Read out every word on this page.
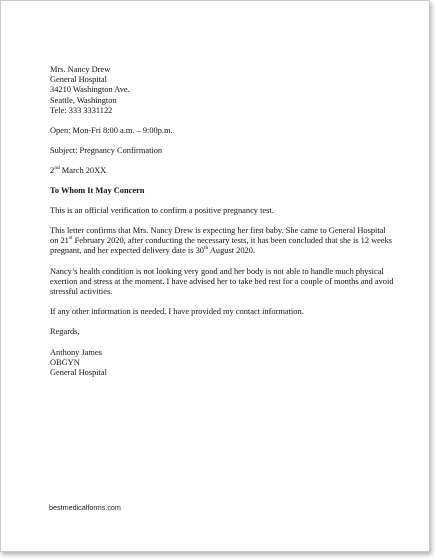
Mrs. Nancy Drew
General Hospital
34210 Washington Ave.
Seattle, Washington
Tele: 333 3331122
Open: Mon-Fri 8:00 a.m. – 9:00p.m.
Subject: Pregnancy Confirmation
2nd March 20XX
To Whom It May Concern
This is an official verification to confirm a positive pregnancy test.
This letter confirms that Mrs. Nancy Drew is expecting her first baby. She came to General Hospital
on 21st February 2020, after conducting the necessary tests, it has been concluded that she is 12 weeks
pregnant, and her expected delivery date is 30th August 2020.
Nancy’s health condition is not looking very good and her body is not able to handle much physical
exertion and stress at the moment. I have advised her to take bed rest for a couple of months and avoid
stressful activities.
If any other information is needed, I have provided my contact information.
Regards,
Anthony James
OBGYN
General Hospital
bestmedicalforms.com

======

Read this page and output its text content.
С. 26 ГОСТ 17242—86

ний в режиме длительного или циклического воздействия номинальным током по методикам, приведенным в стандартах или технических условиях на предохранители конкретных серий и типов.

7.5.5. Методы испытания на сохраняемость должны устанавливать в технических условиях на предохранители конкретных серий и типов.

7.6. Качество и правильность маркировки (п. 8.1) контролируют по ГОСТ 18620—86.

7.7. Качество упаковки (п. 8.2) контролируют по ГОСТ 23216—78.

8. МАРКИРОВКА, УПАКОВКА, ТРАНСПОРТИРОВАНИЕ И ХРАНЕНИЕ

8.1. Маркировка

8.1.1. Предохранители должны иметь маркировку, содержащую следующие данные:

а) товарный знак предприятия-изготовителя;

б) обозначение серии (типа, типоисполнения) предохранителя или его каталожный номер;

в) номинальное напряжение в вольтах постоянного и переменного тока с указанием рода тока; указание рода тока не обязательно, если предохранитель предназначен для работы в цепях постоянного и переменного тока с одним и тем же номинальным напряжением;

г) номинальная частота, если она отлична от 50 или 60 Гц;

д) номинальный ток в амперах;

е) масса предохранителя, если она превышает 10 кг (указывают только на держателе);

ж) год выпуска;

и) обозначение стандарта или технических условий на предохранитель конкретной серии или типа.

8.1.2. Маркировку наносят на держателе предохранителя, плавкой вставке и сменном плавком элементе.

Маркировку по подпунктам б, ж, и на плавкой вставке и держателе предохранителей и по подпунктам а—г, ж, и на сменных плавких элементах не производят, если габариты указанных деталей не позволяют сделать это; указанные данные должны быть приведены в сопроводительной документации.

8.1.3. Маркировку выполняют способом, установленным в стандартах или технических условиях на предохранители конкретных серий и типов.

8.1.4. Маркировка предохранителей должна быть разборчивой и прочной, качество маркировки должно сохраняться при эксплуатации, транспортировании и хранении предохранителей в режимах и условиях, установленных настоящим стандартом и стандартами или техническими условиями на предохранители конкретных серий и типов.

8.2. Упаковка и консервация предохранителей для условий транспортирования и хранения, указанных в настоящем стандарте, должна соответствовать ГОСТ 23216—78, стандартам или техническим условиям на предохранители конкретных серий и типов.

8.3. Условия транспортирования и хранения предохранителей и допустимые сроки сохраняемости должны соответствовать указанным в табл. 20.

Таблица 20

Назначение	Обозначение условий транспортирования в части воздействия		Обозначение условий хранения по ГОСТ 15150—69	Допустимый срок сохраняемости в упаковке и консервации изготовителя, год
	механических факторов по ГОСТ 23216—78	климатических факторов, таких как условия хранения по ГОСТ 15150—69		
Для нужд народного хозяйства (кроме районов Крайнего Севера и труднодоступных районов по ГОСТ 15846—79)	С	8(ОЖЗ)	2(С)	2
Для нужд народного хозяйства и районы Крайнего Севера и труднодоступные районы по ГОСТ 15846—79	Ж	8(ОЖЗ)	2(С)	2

======

▸ What you are asked to do: Extract every line of the records above that contains the word "сохраняемости".

▸ Output of the exercise:
8.3. Условия транспортирования и хранения предохранителей и допустимые сроки сохраняемости должны соответствовать указанным в табл. 20.
Назначение	Обозначение условий транспортирования в части воздействия		Обозначение условий хранения по ГОСТ 15150—69	Допустимый срок сохраняемости в упаковке и консервации изготовителя, год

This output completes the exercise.